TASK TO COMPLETE.
From the records below, extract all the text exactly and leave the images behind.

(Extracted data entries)
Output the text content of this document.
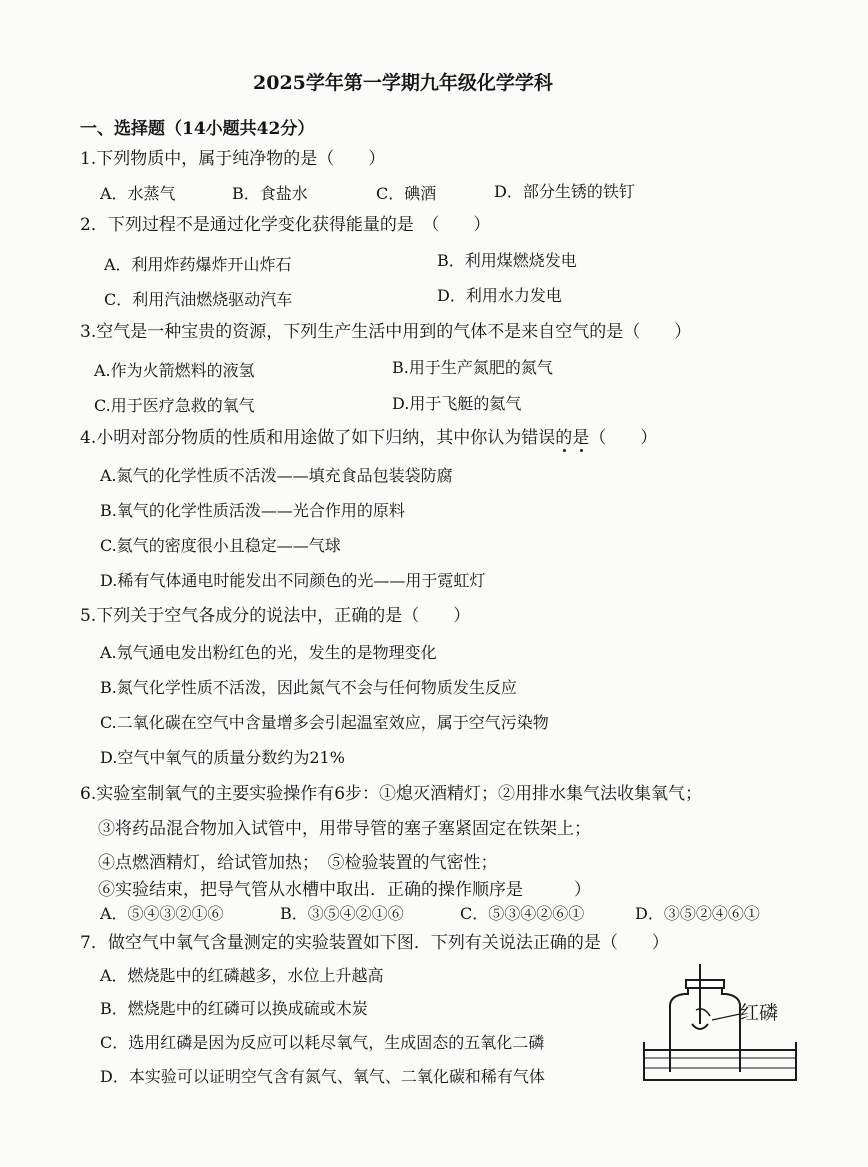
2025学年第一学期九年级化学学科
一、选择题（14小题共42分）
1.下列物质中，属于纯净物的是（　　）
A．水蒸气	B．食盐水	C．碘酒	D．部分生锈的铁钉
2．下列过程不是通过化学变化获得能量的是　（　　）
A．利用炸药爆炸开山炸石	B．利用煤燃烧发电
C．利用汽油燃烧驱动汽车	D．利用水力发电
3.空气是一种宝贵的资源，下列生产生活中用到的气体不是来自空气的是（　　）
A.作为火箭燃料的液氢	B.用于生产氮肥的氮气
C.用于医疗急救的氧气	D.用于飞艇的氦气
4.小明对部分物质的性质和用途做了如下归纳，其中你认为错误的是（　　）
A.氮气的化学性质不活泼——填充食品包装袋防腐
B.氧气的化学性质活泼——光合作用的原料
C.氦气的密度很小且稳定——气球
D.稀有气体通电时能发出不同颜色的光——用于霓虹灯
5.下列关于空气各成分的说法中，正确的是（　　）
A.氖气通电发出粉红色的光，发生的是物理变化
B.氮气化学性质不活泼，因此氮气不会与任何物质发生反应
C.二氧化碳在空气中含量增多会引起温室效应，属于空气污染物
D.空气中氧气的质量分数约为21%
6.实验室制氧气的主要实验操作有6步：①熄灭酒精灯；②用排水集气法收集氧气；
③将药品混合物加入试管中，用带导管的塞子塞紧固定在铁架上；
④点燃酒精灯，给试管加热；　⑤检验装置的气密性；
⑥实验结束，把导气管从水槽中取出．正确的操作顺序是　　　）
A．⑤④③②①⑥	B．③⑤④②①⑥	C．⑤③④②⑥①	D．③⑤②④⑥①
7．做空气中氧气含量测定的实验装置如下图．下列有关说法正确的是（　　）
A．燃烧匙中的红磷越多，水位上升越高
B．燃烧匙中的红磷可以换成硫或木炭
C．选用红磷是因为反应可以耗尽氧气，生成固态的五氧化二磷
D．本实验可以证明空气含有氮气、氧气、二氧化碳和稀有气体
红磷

EXPECTED OUTPUT.
Output the text content of this document.
2025学年第一学期九年级化学学科
一、选择题（14小题共42分）
1.下列物质中，属于纯净物的是（　　）
A．水蒸气	B．食盐水	C．碘酒	D．部分生锈的铁钉
2．下列过程不是通过化学变化获得能量的是　（　　）
A．利用炸药爆炸开山炸石	B．利用煤燃烧发电
C．利用汽油燃烧驱动汽车	D．利用水力发电
3.空气是一种宝贵的资源，下列生产生活中用到的气体不是来自空气的是（　　）
A.作为火箭燃料的液氢	B.用于生产氮肥的氮气
C.用于医疗急救的氧气	D.用于飞艇的氦气
4.小明对部分物质的性质和用途做了如下归纳，其中你认为错误的是（　　）
A.氮气的化学性质不活泼——填充食品包装袋防腐
B.氧气的化学性质活泼——光合作用的原料
C.氦气的密度很小且稳定——气球
D.稀有气体通电时能发出不同颜色的光——用于霓虹灯
5.下列关于空气各成分的说法中，正确的是（　　）
A.氖气通电发出粉红色的光，发生的是物理变化
B.氮气化学性质不活泼，因此氮气不会与任何物质发生反应
C.二氧化碳在空气中含量增多会引起温室效应，属于空气污染物
D.空气中氧气的质量分数约为21%
6.实验室制氧气的主要实验操作有6步：①熄灭酒精灯；②用排水集气法收集氧气；
③将药品混合物加入试管中，用带导管的塞子塞紧固定在铁架上；
④点燃酒精灯，给试管加热；　⑤检验装置的气密性；
⑥实验结束，把导气管从水槽中取出．正确的操作顺序是　　　）
A．⑤④③②①⑥	B．③⑤④②①⑥	C．⑤③④②⑥①	D．③⑤②④⑥①
7．做空气中氧气含量测定的实验装置如下图．下列有关说法正确的是（　　）
A．燃烧匙中的红磷越多，水位上升越高
B．燃烧匙中的红磷可以换成硫或木炭
C．选用红磷是因为反应可以耗尽氧气，生成固态的五氧化二磷
D．本实验可以证明空气含有氮气、氧气、二氧化碳和稀有气体
红磷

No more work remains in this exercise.